- **TUGAS LATIHAN 1**
Tuliskan kembali tanpa perubahan bagian artikel tentang pandangan Kristen terhadap aborsi, mulai dari kata-kata yang memuat "Badan Kependudukan dan" dan berhenti setelah "dengan isu ini.".
- **TUGAS LATIHAN 2**
Lanjutkan artikel tentang pandangan Kristen terhadap aborsi, dimulai sesudah kalimat terakhir yang tercantum.

Badan Kependudukan dan Keluarga Berencana Nasional (BKKBN, 2023) memperkirakan kasus aborsi setiap tahunnya mencapai 2,4 juta jiwa, memprihatinkan karena sekitar 700.000 kasus terjadi pada anak remaja.
Jakarta, legacynews.id – Aborsi merupakan salah satu isu etis dan moral yang paling kontroversial dalam masyarakat modern. Dalam konteks Kristen, aborsi tidak hanya menjadi perdebatan moral tetapi juga teologis, karena menyangkut nilai-nilai kehidupan yang diajarkan dalam Kitab Suci. Gereja Kristen, dalam berbagai denominasi, telah lama bergulat dengan pertanyaan apakah aborsi dapat dibenarkan atau tidak. Perdebatan ini sering kali melibatkan interpretasi ayat-ayat Kitab Suci yang dianggap relevan dengan isu ini.
Aborsi adalah prosedur medis yang dilakukan untuk menghentikan kehamilan biasanya sebelum janin berusia 3 (tiga) bulan. Tindakan ini dapat dilakukan secara aman oleh tenaga medis yang berpengalaman di bawah kondisi hukum yang sesuai.
Berbagai alasan perempuan melakukan aborsi, seperti masalah kesehatan ibu atau janin, atau alasan pribadi lainnya. Seperti prosedur medis lainnya, memiliki risiko dan konsekuensi yang harus dipertimbangkan dengan baik. Penting untuk mendiskusikannya dengan tenaga medis yang terpercaya untuk mendapatkan informasi yang lengkap dan akurat, tanpa melanggar hukum.
Pandangan Kristen Terhadap Aborsi
Sejarah pandangan Kristen terhadap aborsi dapat ditelusuri kembali ke ajaran-ajaran awal gereja. Secara tradisional, gereja Kristen telah menentang aborsi, menganggapnya sebagai pelanggaran terhadap perintah Tuhan untuk tidak membunuh. Namun, pandangan ini tidak selalu seragam di antara semua denominasi Kristen. Beberapa denominasi mungkin memiliki pandangan yang lebih moderat atau bahkan mendukung aborsi dalam kondisi tertentu.

- **DAFTAR BUTIR**
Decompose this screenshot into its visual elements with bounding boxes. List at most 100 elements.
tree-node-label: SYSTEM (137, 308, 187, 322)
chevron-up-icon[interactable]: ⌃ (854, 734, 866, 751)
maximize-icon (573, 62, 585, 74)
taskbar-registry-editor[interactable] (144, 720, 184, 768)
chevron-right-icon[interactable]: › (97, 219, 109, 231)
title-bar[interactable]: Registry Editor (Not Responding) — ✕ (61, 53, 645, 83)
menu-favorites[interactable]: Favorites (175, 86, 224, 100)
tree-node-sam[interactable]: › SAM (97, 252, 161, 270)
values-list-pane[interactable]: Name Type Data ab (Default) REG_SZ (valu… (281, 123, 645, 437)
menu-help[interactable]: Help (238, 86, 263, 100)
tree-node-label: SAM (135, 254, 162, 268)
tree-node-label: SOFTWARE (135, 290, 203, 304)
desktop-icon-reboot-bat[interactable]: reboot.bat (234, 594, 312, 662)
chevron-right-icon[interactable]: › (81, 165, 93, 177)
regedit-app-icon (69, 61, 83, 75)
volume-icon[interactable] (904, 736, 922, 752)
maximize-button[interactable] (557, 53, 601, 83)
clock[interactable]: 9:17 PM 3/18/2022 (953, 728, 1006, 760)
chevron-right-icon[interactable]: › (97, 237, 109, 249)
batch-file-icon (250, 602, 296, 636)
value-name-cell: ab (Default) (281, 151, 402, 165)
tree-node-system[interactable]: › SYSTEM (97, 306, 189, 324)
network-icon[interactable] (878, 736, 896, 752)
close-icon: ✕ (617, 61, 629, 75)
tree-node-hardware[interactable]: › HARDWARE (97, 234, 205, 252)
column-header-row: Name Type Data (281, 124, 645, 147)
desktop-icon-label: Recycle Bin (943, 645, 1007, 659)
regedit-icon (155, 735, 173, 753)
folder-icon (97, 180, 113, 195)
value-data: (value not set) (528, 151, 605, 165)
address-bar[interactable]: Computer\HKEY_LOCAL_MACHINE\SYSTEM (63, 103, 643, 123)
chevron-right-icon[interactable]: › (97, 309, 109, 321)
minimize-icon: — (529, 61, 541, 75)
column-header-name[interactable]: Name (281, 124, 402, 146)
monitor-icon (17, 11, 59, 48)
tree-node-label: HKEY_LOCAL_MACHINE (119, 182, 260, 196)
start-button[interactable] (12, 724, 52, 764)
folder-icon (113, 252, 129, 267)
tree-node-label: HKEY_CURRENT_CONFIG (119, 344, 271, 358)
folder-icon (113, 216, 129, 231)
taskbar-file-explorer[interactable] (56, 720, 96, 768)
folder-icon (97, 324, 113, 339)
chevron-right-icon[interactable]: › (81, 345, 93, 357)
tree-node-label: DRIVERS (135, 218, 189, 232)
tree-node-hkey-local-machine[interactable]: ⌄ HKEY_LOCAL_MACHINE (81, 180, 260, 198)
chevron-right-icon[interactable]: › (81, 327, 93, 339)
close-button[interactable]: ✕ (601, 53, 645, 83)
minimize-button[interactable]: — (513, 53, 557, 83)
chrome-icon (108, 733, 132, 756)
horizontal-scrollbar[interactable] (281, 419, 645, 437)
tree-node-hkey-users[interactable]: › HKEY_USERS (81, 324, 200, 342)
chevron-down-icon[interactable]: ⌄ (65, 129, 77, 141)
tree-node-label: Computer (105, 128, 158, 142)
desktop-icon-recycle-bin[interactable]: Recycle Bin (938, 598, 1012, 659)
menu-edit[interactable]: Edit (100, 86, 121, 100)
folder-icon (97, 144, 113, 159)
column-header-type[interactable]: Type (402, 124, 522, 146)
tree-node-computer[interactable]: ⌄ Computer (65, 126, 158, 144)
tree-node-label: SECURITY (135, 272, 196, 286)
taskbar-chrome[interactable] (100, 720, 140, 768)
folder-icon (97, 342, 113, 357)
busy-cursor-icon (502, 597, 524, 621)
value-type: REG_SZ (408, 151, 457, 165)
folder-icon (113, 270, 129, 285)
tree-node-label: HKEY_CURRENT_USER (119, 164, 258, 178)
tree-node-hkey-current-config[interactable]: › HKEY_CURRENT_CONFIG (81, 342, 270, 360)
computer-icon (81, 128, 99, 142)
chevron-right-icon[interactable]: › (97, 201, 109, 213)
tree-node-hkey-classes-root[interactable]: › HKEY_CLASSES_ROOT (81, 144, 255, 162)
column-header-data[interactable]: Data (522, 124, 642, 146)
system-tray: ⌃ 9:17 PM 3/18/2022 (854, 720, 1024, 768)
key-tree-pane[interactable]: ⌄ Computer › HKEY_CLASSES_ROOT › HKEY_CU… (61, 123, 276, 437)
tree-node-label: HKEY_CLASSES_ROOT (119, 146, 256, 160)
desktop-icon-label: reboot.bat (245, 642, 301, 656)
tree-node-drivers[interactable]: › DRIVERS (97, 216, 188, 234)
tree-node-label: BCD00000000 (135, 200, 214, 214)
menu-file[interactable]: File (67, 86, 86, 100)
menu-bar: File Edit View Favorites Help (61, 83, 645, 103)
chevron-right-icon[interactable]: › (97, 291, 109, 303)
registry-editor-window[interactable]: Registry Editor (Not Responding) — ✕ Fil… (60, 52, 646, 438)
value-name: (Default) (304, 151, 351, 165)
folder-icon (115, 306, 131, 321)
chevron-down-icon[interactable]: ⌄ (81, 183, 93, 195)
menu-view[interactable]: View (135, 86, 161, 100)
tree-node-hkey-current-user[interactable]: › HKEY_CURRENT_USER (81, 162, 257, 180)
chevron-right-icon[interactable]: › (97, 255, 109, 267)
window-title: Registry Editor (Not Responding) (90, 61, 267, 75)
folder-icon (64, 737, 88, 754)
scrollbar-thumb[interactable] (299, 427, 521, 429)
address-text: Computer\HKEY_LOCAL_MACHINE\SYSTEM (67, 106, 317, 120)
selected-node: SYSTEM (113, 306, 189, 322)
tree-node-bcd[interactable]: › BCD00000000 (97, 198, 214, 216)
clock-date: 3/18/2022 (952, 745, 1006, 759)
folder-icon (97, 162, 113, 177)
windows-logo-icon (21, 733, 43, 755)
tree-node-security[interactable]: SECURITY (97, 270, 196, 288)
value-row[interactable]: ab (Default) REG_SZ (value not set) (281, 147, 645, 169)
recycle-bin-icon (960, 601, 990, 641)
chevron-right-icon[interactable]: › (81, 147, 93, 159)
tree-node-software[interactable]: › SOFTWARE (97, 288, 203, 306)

- **HASIL LATIHAN 1**
Badan Kependudukan dan Keluarga Berencana Nasional (BKKBN, 2023) memperkirakan kasus aborsi setiap tahunnya mencapai 2,4 juta jiwa, memprihatinkan karena sekitar 700.000 kasus terjadi pada anak remaja.
Jakarta, legacynews.id – Aborsi merupakan salah satu isu etis dan moral yang paling kontroversial dalam masyarakat modern. Dalam konteks Kristen, aborsi tidak hanya menjadi perdebatan moral tetapi juga teologis, karena menyangkut nilai-nilai kehidupan yang diajarkan dalam Kitab Suci. Gereja Kristen, dalam berbagai denominasi, telah lama bergulat dengan pertanyaan apakah aborsi dapat dibenarkan atau tidak. Perdebatan ini sering kali melibatkan interpretasi ayat-ayat Kitab Suci yang dianggap relevan dengan isu ini.

- **HASIL LATIHAN 2**
Denominasi Kristen seperti Katolik Roma secara tegas menentang aborsi dalam segala bentuknya, menganggapnya sebagai dosa berat. Sementara itu, beberapa denominasi Protestan, Injili dan Pentakosta mungkin lebih fleksibel, mengizinkan aborsi dalam kasus-kasus tertentu seperti ancaman terhadap nyawa ibu atau kehamilan akibat pemerkosaan. Perbedaan ini mencerminkan interpretasi yang berbeda terhadap Kitab Suci dan prinsip-prinsip etika Kristen.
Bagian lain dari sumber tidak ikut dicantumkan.